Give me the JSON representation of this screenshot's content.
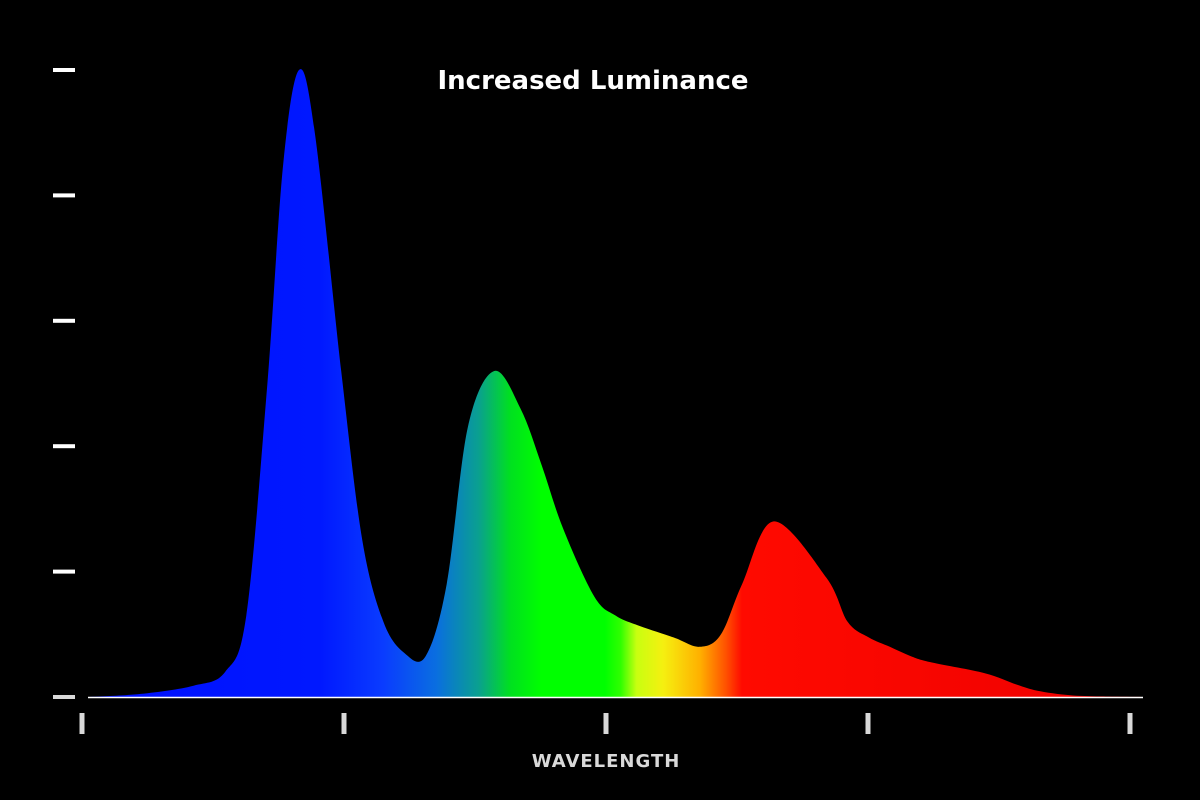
{
  "chart_data": {
    "type": "area",
    "title": "Increased Luminance",
    "xlabel": "WAVELENGTH",
    "ylabel": "",
    "x_ticks": 5,
    "y_ticks": 6,
    "xlim": [
      0,
      1
    ],
    "ylim": [
      0,
      1
    ],
    "grid": false,
    "colors": {
      "background": "#000000",
      "blue": "#0010ff",
      "green": "#00ff00",
      "yellow": "#f0ff00",
      "red": "#ff0000",
      "axis": "#ffffff",
      "tick": "#d9d9d9"
    },
    "series": [
      {
        "x": [
          0.0,
          0.05,
          0.1,
          0.13,
          0.15,
          0.17,
          0.185,
          0.2,
          0.215,
          0.24,
          0.26,
          0.28,
          0.3,
          0.32,
          0.34,
          0.36,
          0.385,
          0.41,
          0.43,
          0.45,
          0.48,
          0.5,
          0.52,
          0.555,
          0.58,
          0.6,
          0.62,
          0.65,
          0.7,
          0.72,
          0.74,
          0.76,
          0.78,
          0.8,
          0.85,
          0.88,
          0.9,
          0.93,
          0.96,
          1.0
        ],
        "values": [
          0.0,
          0.005,
          0.018,
          0.04,
          0.13,
          0.5,
          0.85,
          1.0,
          0.9,
          0.52,
          0.25,
          0.12,
          0.07,
          0.065,
          0.18,
          0.43,
          0.52,
          0.46,
          0.37,
          0.27,
          0.16,
          0.13,
          0.115,
          0.095,
          0.08,
          0.1,
          0.18,
          0.28,
          0.19,
          0.12,
          0.095,
          0.08,
          0.065,
          0.055,
          0.038,
          0.02,
          0.01,
          0.003,
          0.001,
          0.0
        ]
      }
    ]
  }
}
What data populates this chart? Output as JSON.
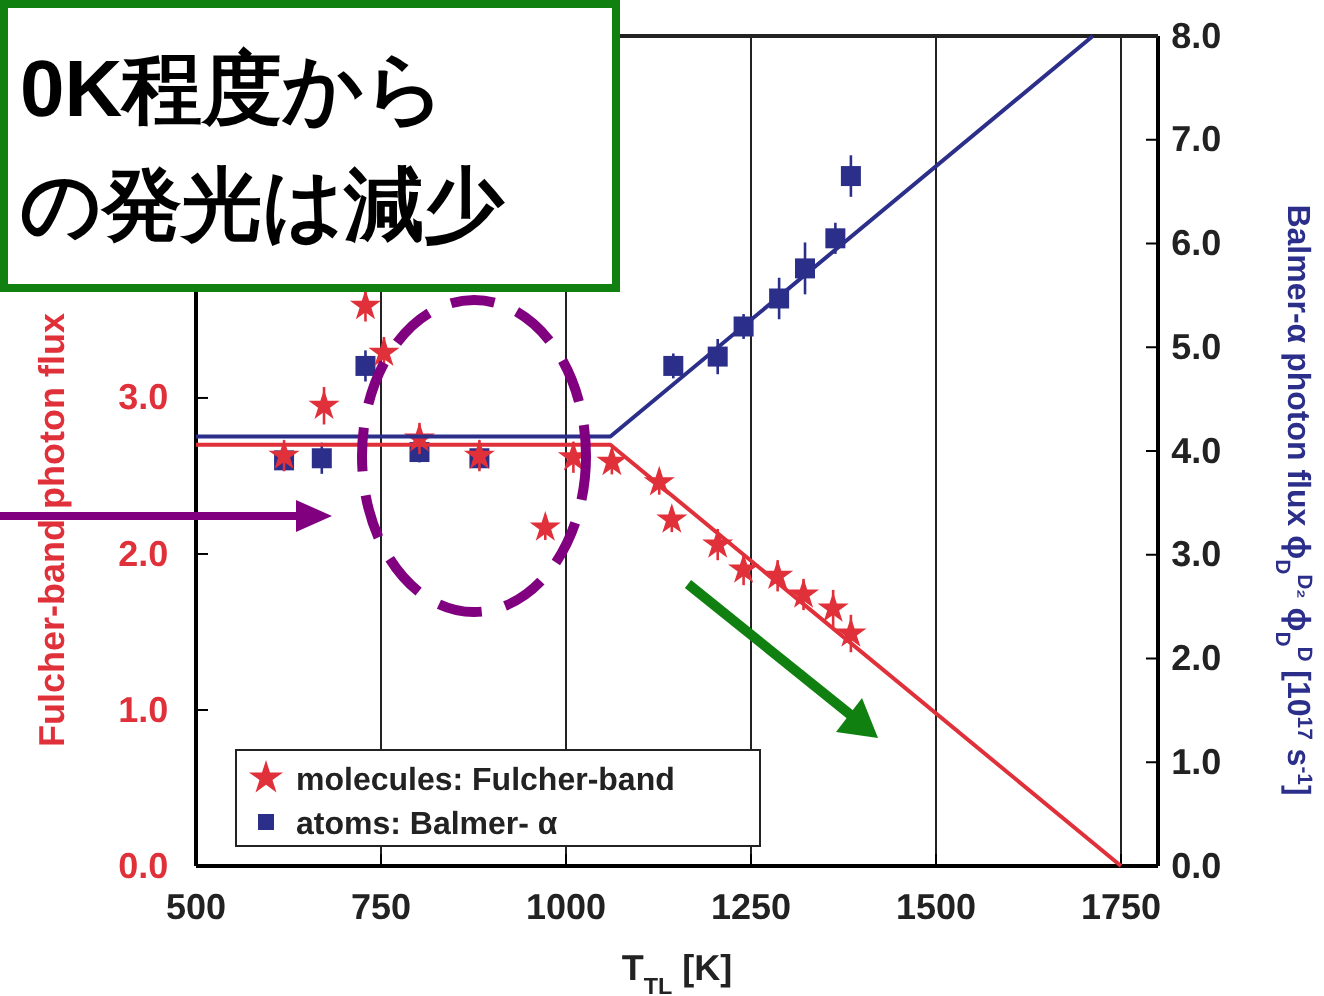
{
  "chart_data": {
    "type": "scatter",
    "xlabel": "T$_{TL}$ [K]",
    "ylabel": "Fulcher-band photon flux",
    "y2label": "Balmer-α photon flux  ϕ$_{D}$$^{D₂}$ ϕ$_{D}$$^{D}$ [10$^{17}$ s$^{-1}$]",
    "xlim": [
      500,
      1800
    ],
    "xticks": [
      500,
      750,
      1000,
      1250,
      1500,
      1750
    ],
    "ylim": [
      0,
      5.32
    ],
    "yticks": [
      {
        "value": 0,
        "label": "0.0"
      },
      {
        "value": 1,
        "label": "1.0"
      },
      {
        "value": 2,
        "label": "2.0"
      },
      {
        "value": 3,
        "label": "3.0"
      }
    ],
    "y2lim": [
      0,
      8
    ],
    "y2ticks": [
      {
        "value": 0,
        "label": "0.0"
      },
      {
        "value": 1,
        "label": "1.0"
      },
      {
        "value": 2,
        "label": "2.0"
      },
      {
        "value": 3,
        "label": "3.0"
      },
      {
        "value": 4,
        "label": "4.0"
      },
      {
        "value": 5,
        "label": "5.0"
      },
      {
        "value": 6,
        "label": "6.0"
      },
      {
        "value": 7,
        "label": "7.0"
      },
      {
        "value": 8,
        "label": "8.0"
      }
    ],
    "grid": "x",
    "legend": "bottom left",
    "series": [
      {
        "name": "molecules: Fulcher-band",
        "color": "#e0303a",
        "marker": "star",
        "axis": "y",
        "x": [
          619,
          673,
          729,
          754,
          802,
          883,
          972,
          1010,
          1062,
          1126,
          1143,
          1205,
          1240,
          1286,
          1321,
          1361,
          1385
        ],
        "values": [
          2.63,
          2.95,
          3.59,
          3.29,
          2.74,
          2.63,
          2.17,
          2.62,
          2.59,
          2.46,
          2.22,
          2.06,
          1.9,
          1.86,
          1.74,
          1.65,
          1.49
        ],
        "errors": [
          0.1,
          0.12,
          0.1,
          0.1,
          0.1,
          0.1,
          0.08,
          0.1,
          0.08,
          0.08,
          0.08,
          0.1,
          0.1,
          0.1,
          0.1,
          0.12,
          0.12
        ]
      },
      {
        "name": "atoms: Balmer- α",
        "color": "#2b2f8a",
        "marker": "square",
        "axis": "y2",
        "x": [
          619,
          670,
          729,
          802,
          883,
          1145,
          1205,
          1240,
          1288,
          1323,
          1364,
          1385
        ],
        "values": [
          3.91,
          3.93,
          4.82,
          3.99,
          3.93,
          4.82,
          4.91,
          5.2,
          5.47,
          5.76,
          6.05,
          6.65
        ],
        "errors": [
          0.1,
          0.15,
          0.15,
          0.1,
          0.1,
          0.12,
          0.17,
          0.12,
          0.2,
          0.25,
          0.15,
          0.2
        ]
      },
      {
        "type": "line",
        "color": "#e0303a",
        "axis": "y",
        "marker": "none",
        "x": [
          500,
          1060,
          1750
        ],
        "values": [
          2.7,
          2.7,
          0
        ]
      },
      {
        "type": "line",
        "color": "#2b2f8a",
        "axis": "y2",
        "marker": "none",
        "x": [
          500,
          1060,
          1712
        ],
        "values": [
          4.14,
          4.14,
          8.0
        ]
      }
    ],
    "annotations": [
      "0K程度から",
      "の発光は減少"
    ]
  }
}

# Task details
Reproduce every entry word for word, but omit the pictures.

# Task result
Give me the JSON representation of this screenshot's content.
{
  "chart_data": {
    "type": "area",
    "title": "Increased Luminance",
    "xlabel": "WAVELENGTH",
    "ylabel": "",
    "x_ticks": 5,
    "y_ticks": 6,
    "xlim": [
      0,
      1
    ],
    "ylim": [
      0,
      1
    ],
    "grid": false,
    "colors": {
      "background": "#000000",
      "blue": "#0010ff",
      "green": "#00ff00",
      "yellow": "#f0ff00",
      "red": "#ff0000",
      "axis": "#ffffff",
      "tick": "#d9d9d9"
    },
    "series": [
      {
        "x": [
          0.0,
          0.05,
          0.1,
          0.13,
          0.15,
          0.17,
          0.185,
          0.2,
          0.215,
          0.24,
          0.26,
          0.28,
          0.3,
          0.32,
          0.34,
          0.36,
          0.385,
          0.41,
          0.43,
          0.45,
          0.48,
          0.5,
          0.52,
          0.555,
          0.58,
          0.6,
          0.62,
          0.65,
          0.7,
          0.72,
          0.74,
          0.76,
          0.78,
          0.8,
          0.85,
          0.88,
          0.9,
          0.93,
          0.96,
          1.0
        ],
        "values": [
          0.0,
          0.005,
          0.018,
          0.04,
          0.13,
          0.5,
          0.85,
          1.0,
          0.9,
          0.52,
          0.25,
          0.12,
          0.07,
          0.065,
          0.18,
          0.43,
          0.52,
          0.46,
          0.37,
          0.27,
          0.16,
          0.13,
          0.115,
          0.095,
          0.08,
          0.1,
          0.18,
          0.28,
          0.19,
          0.12,
          0.095,
          0.08,
          0.065,
          0.055,
          0.038,
          0.02,
          0.01,
          0.003,
          0.001,
          0.0
        ]
      }
    ]
  }
}
What data populates this chart? Output as JSON.
{
  "chart_data": {
    "type": "scatter",
    "xlabel": "T$_{TL}$ [K]",
    "ylabel": "Fulcher-band photon flux",
    "y2label": "Balmer-α photon flux  ϕ$_{D}$$^{D₂}$ ϕ$_{D}$$^{D}$ [10$^{17}$ s$^{-1}$]",
    "xlim": [
      500,
      1800
    ],
    "xticks": [
      500,
      750,
      1000,
      1250,
      1500,
      1750
    ],
    "ylim": [
      0,
      5.32
    ],
    "yticks": [
      {
        "value": 0,
        "label": "0.0"
      },
      {
        "value": 1,
        "label": "1.0"
      },
      {
        "value": 2,
        "label": "2.0"
      },
      {
        "value": 3,
        "label": "3.0"
      }
    ],
    "y2lim": [
      0,
      8
    ],
    "y2ticks": [
      {
        "value": 0,
        "label": "0.0"
      },
      {
        "value": 1,
        "label": "1.0"
      },
      {
        "value": 2,
        "label": "2.0"
      },
      {
        "value": 3,
        "label": "3.0"
      },
      {
        "value": 4,
        "label": "4.0"
      },
      {
        "value": 5,
        "label": "5.0"
      },
      {
        "value": 6,
        "label": "6.0"
      },
      {
        "value": 7,
        "label": "7.0"
      },
      {
        "value": 8,
        "label": "8.0"
      }
    ],
    "grid": "x",
    "legend": "bottom left",
    "series": [
      {
        "name": "molecules: Fulcher-band",
        "color": "#e0303a",
        "marker": "star",
        "axis": "y",
        "x": [
          619,
          673,
          729,
          754,
          802,
          883,
          972,
          1010,
          1062,
          1126,
          1143,
          1205,
          1240,
          1286,
          1321,
          1361,
          1385
        ],
        "values": [
          2.63,
          2.95,
          3.59,
          3.29,
          2.74,
          2.63,
          2.17,
          2.62,
          2.59,
          2.46,
          2.22,
          2.06,
          1.9,
          1.86,
          1.74,
          1.65,
          1.49
        ],
        "errors": [
          0.1,
          0.12,
          0.1,
          0.1,
          0.1,
          0.1,
          0.08,
          0.1,
          0.08,
          0.08,
          0.08,
          0.1,
          0.1,
          0.1,
          0.1,
          0.12,
          0.12
        ]
      },
      {
        "name": "atoms: Balmer- α",
        "color": "#2b2f8a",
        "marker": "square",
        "axis": "y2",
        "x": [
          619,
          670,
          729,
          802,
          883,
          1145,
          1205,
          1240,
          1288,
          1323,
          1364,
          1385
        ],
        "values": [
          3.91,
          3.93,
          4.82,
          3.99,
          3.93,
          4.82,
          4.91,
          5.2,
          5.47,
          5.76,
          6.05,
          6.65
        ],
        "errors": [
          0.1,
          0.15,
          0.15,
          0.1,
          0.1,
          0.12,
          0.17,
          0.12,
          0.2,
          0.25,
          0.15,
          0.2
        ]
      },
      {
        "type": "line",
        "color": "#e0303a",
        "axis": "y",
        "marker": "none",
        "x": [
          500,
          1060,
          1750
        ],
        "values": [
          2.7,
          2.7,
          0
        ]
      },
      {
        "type": "line",
        "color": "#2b2f8a",
        "axis": "y2",
        "marker": "none",
        "x": [
          500,
          1060,
          1712
        ],
        "values": [
          4.14,
          4.14,
          8.0
        ]
      }
    ],
    "annotations": [
      "0K程度から",
      "の発光は減少"
    ]
  }
}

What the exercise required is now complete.